**Entries shown**:
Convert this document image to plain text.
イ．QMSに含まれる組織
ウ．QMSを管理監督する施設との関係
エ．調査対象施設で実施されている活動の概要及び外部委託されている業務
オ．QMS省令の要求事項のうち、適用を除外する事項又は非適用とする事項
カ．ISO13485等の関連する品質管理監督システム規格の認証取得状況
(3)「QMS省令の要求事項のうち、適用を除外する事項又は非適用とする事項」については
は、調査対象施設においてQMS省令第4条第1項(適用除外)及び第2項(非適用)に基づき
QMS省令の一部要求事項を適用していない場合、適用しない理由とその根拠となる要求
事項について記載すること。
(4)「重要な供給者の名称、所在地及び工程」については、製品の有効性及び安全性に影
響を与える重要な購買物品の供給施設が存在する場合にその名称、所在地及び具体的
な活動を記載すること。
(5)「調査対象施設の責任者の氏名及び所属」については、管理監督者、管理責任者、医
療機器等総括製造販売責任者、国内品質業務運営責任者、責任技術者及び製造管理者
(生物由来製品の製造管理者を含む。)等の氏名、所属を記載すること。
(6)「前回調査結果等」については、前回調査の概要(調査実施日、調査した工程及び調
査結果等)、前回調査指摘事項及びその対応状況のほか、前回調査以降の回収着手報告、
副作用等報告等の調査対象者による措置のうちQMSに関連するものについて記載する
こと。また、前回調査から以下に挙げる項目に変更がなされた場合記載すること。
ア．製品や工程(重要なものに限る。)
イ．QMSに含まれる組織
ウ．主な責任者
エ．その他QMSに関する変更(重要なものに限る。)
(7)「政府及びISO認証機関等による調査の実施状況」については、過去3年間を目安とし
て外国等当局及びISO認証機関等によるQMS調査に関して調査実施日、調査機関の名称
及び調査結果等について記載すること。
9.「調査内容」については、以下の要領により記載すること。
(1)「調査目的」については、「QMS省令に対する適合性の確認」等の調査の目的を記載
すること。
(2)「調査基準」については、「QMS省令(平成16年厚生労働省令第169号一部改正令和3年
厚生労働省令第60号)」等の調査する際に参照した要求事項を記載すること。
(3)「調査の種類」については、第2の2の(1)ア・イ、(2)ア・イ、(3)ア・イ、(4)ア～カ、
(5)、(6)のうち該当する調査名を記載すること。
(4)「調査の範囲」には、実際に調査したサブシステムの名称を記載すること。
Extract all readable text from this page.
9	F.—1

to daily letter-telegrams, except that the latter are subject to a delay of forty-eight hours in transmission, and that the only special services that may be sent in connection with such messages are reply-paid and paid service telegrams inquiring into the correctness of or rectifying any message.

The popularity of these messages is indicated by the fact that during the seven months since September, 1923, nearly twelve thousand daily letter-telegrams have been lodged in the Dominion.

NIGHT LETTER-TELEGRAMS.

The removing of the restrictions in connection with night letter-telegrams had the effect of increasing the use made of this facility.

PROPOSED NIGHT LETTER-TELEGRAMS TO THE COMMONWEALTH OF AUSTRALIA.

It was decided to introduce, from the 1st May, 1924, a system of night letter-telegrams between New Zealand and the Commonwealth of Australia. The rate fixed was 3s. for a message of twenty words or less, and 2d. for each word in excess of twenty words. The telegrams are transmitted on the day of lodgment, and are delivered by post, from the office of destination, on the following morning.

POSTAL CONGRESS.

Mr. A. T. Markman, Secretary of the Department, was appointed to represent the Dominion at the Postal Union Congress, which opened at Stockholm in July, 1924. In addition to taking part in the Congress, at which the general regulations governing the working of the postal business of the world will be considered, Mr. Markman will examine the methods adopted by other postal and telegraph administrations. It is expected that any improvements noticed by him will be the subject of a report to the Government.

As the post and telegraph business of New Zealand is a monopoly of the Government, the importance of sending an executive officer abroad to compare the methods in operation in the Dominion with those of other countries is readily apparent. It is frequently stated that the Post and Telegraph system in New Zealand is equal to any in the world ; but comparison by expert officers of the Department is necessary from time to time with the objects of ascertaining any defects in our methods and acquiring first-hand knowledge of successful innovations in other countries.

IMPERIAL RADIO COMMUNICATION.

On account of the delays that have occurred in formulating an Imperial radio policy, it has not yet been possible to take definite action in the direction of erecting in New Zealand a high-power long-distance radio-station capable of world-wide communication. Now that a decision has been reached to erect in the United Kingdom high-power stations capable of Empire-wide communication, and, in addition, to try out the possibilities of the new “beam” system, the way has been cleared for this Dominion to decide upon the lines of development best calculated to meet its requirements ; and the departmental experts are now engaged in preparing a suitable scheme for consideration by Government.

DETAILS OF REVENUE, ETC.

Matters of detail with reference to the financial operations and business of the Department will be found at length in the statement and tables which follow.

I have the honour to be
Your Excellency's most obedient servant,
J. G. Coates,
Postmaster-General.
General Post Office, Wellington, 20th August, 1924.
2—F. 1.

**Exercise**:
Write out every record verbatim.

**Result for this task**:
Convert this document image to plain text.
イ．QMSに含まれる組織
ウ．QMSを管理監督する施設との関係
エ．調査対象施設で実施されている活動の概要及び外部委託されている業務
オ．QMS省令の要求事項のうち、適用を除外する事項又は非適用とする事項
カ．ISO13485等の関連する品質管理監督システム規格の認証取得状況
(3)「QMS省令の要求事項のうち、適用を除外する事項又は非適用とする事項」については
は、調査対象施設においてQMS省令第4条第1項(適用除外)及び第2項(非適用)に基づき
QMS省令の一部要求事項を適用していない場合、適用しない理由とその根拠となる要求
事項について記載すること。
(4)「重要な供給者の名称、所在地及び工程」については、製品の有効性及び安全性に影
響を与える重要な購買物品の供給施設が存在する場合にその名称、所在地及び具体的
な活動を記載すること。
(5)「調査対象施設の責任者の氏名及び所属」については、管理監督者、管理責任者、医
療機器等総括製造販売責任者、国内品質業務運営責任者、責任技術者及び製造管理者
(生物由来製品の製造管理者を含む。)等の氏名、所属を記載すること。
(6)「前回調査結果等」については、前回調査の概要(調査実施日、調査した工程及び調
査結果等)、前回調査指摘事項及びその対応状況のほか、前回調査以降の回収着手報告、
副作用等報告等の調査対象者による措置のうちQMSに関連するものについて記載する
こと。また、前回調査から以下に挙げる項目に変更がなされた場合記載すること。
ア．製品や工程(重要なものに限る。)
イ．QMSに含まれる組織
ウ．主な責任者
エ．その他QMSに関する変更(重要なものに限る。)
(7)「政府及びISO認証機関等による調査の実施状況」については、過去3年間を目安とし
て外国等当局及びISO認証機関等によるQMS調査に関して調査実施日、調査機関の名称
及び調査結果等について記載すること。
9.「調査内容」については、以下の要領により記載すること。
(1)「調査目的」については、「QMS省令に対する適合性の確認」等の調査の目的を記載
すること。
(2)「調査基準」については、「QMS省令(平成16年厚生労働省令第169号一部改正令和3年
厚生労働省令第60号)」等の調査する際に参照した要求事項を記載すること。
(3)「調査の種類」については、第2の2の(1)ア・イ、(2)ア・イ、(3)ア・イ、(4)ア～カ、
(5)、(6)のうち該当する調査名を記載すること。
(4)「調査の範囲」には、実際に調査したサブシステムの名称を記載すること。
Extract all readable text from this page.
9	F.—1

to daily letter-telegrams, except that the latter are subject to a delay of forty-eight hours in transmission, and that the only special services that may be sent in connection with such messages are reply-paid and paid service telegrams inquiring into the correctness of or rectifying any message.

The popularity of these messages is indicated by the fact that during the seven months since September, 1923, nearly twelve thousand daily letter-telegrams have been lodged in the Dominion.

NIGHT LETTER-TELEGRAMS.

The removing of the restrictions in connection with night letter-telegrams had the effect of increasing the use made of this facility.

PROPOSED NIGHT LETTER-TELEGRAMS TO THE COMMONWEALTH OF AUSTRALIA.

It was decided to introduce, from the 1st May, 1924, a system of night letter-telegrams between New Zealand and the Commonwealth of Australia. The rate fixed was 3s. for a message of twenty words or less, and 2d. for each word in excess of twenty words. The telegrams are transmitted on the day of lodgment, and are delivered by post, from the office of destination, on the following morning.

POSTAL CONGRESS.

Mr. A. T. Markman, Secretary of the Department, was appointed to represent the Dominion at the Postal Union Congress, which opened at Stockholm in July, 1924. In addition to taking part in the Congress, at which the general regulations governing the working of the postal business of the world will be considered, Mr. Markman will examine the methods adopted by other postal and telegraph administrations. It is expected that any improvements noticed by him will be the subject of a report to the Government.

As the post and telegraph business of New Zealand is a monopoly of the Government, the importance of sending an executive officer abroad to compare the methods in operation in the Dominion with those of other countries is readily apparent. It is frequently stated that the Post and Telegraph system in New Zealand is equal to any in the world ; but comparison by expert officers of the Department is necessary from time to time with the objects of ascertaining any defects in our methods and acquiring first-hand knowledge of successful innovations in other countries.

IMPERIAL RADIO COMMUNICATION.

On account of the delays that have occurred in formulating an Imperial radio policy, it has not yet been possible to take definite action in the direction of erecting in New Zealand a high-power long-distance radio-station capable of world-wide communication. Now that a decision has been reached to erect in the United Kingdom high-power stations capable of Empire-wide communication, and, in addition, to try out the possibilities of the new “beam” system, the way has been cleared for this Dominion to decide upon the lines of development best calculated to meet its requirements ; and the departmental experts are now engaged in preparing a suitable scheme for consideration by Government.

DETAILS OF REVENUE, ETC.

Matters of detail with reference to the financial operations and business of the Department will be found at length in the statement and tables which follow.

I have the honour to be
Your Excellency's most obedient servant,
J. G. Coates,
Postmaster-General.
General Post Office, Wellington, 20th August, 1924.
2—F. 1.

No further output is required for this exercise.